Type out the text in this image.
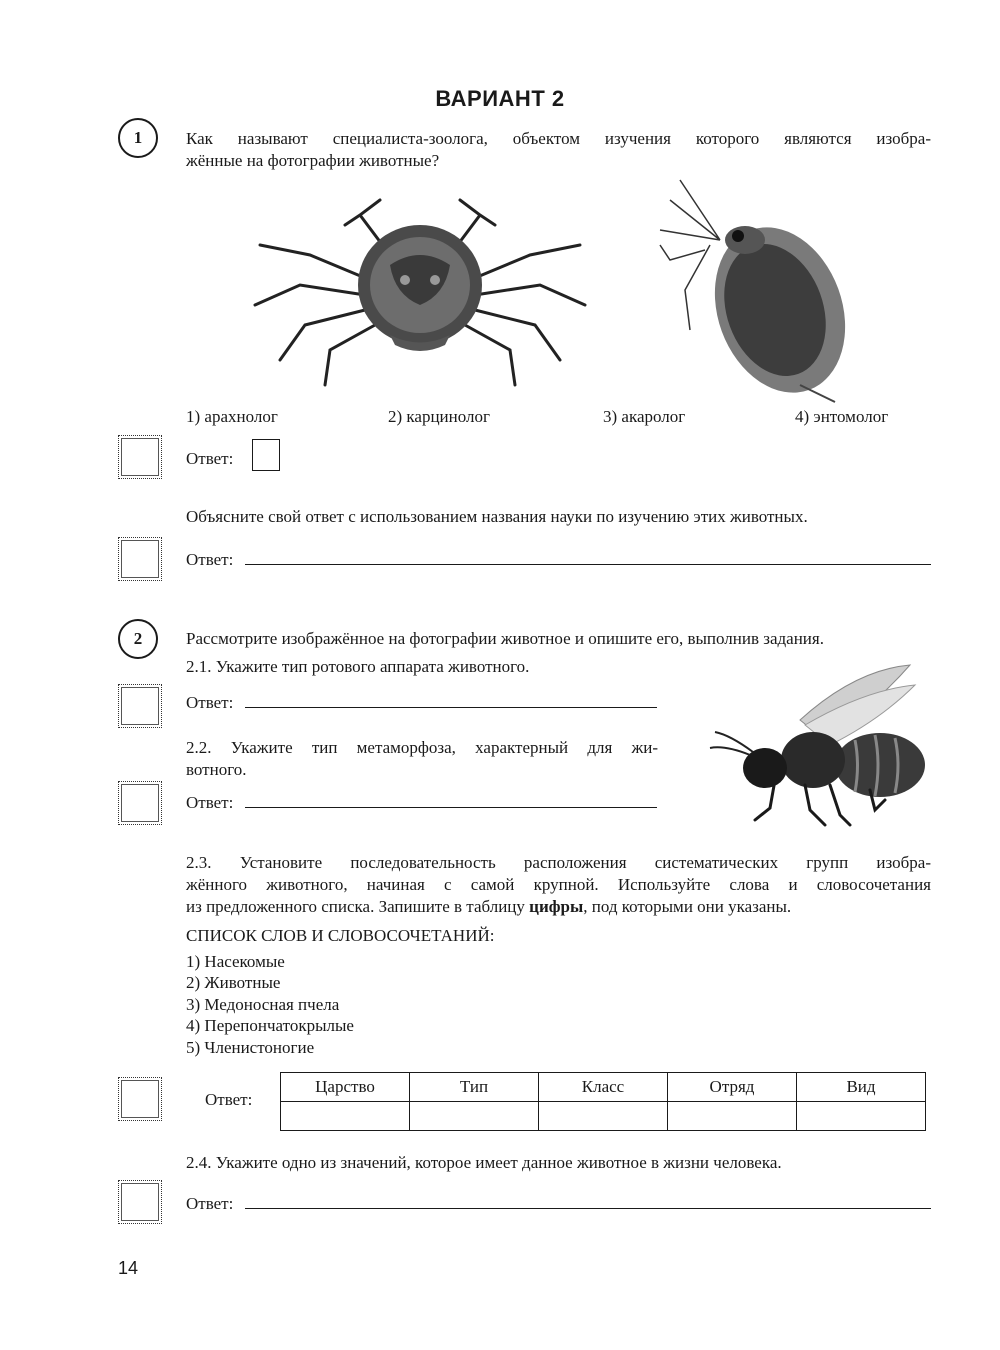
ВАРИАНТ 2
1	Как называют специалиста-зоолога, объектом изучения которого являются изобра-
жённые на фотографии животные?
1) арахнолог	2) карцинолог	3) акаролог	4) энтомолог
Ответ:
Объясните свой ответ с использованием названия науки по изучению этих животных.
Ответ:
2	Рассмотрите изображённое на фотографии животное и опишите его, выполнив задания.
2.1. Укажите тип ротового аппарата животного.
Ответ:
2.2. Укажите тип метаморфоза, характерный для жи-
вотного.
Ответ:
2.3. Установите последовательность расположения систематических групп изобра-
жённого животного, начиная с самой крупной. Используйте слова и словосочетания
из предложенного списка. Запишите в таблицу цифры, под которыми они указаны.
СПИСОК СЛОВ И СЛОВОСОЧЕТАНИЙ:
1) Насекомые
2) Животные
3) Медоносная пчела
4) Перепончатокрылые
5) Членистоногие
Ответ:
Царство	Тип	Класс	Отряд	Вид

2.4. Укажите одно из значений, которое имеет данное животное в жизни человека.
Ответ:
14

================================

Reproduce the full listing faithfully, but do not carry over any pictures.

- [RESPONSE TO THE TASK]
Type out the text in this image.
ВАРИАНТ 2
1	Как называют специалиста-зоолога, объектом изучения которого являются изобра-
жённые на фотографии животные?
1) арахнолог	2) карцинолог	3) акаролог	4) энтомолог
Ответ:
Объясните свой ответ с использованием названия науки по изучению этих животных.
Ответ:
2	Рассмотрите изображённое на фотографии животное и опишите его, выполнив задания.
2.1. Укажите тип ротового аппарата животного.
Ответ:
2.2. Укажите тип метаморфоза, характерный для жи-
вотного.
Ответ:
2.3. Установите последовательность расположения систематических групп изобра-
жённого животного, начиная с самой крупной. Используйте слова и словосочетания
из предложенного списка. Запишите в таблицу цифры, под которыми они указаны.
СПИСОК СЛОВ И СЛОВОСОЧЕТАНИЙ:
1) Насекомые
2) Животные
3) Медоносная пчела
4) Перепончатокрылые
5) Членистоногие
Ответ:
Царство	Тип	Класс	Отряд	Вид

2.4. Укажите одно из значений, которое имеет данное животное в жизни человека.
Ответ:
14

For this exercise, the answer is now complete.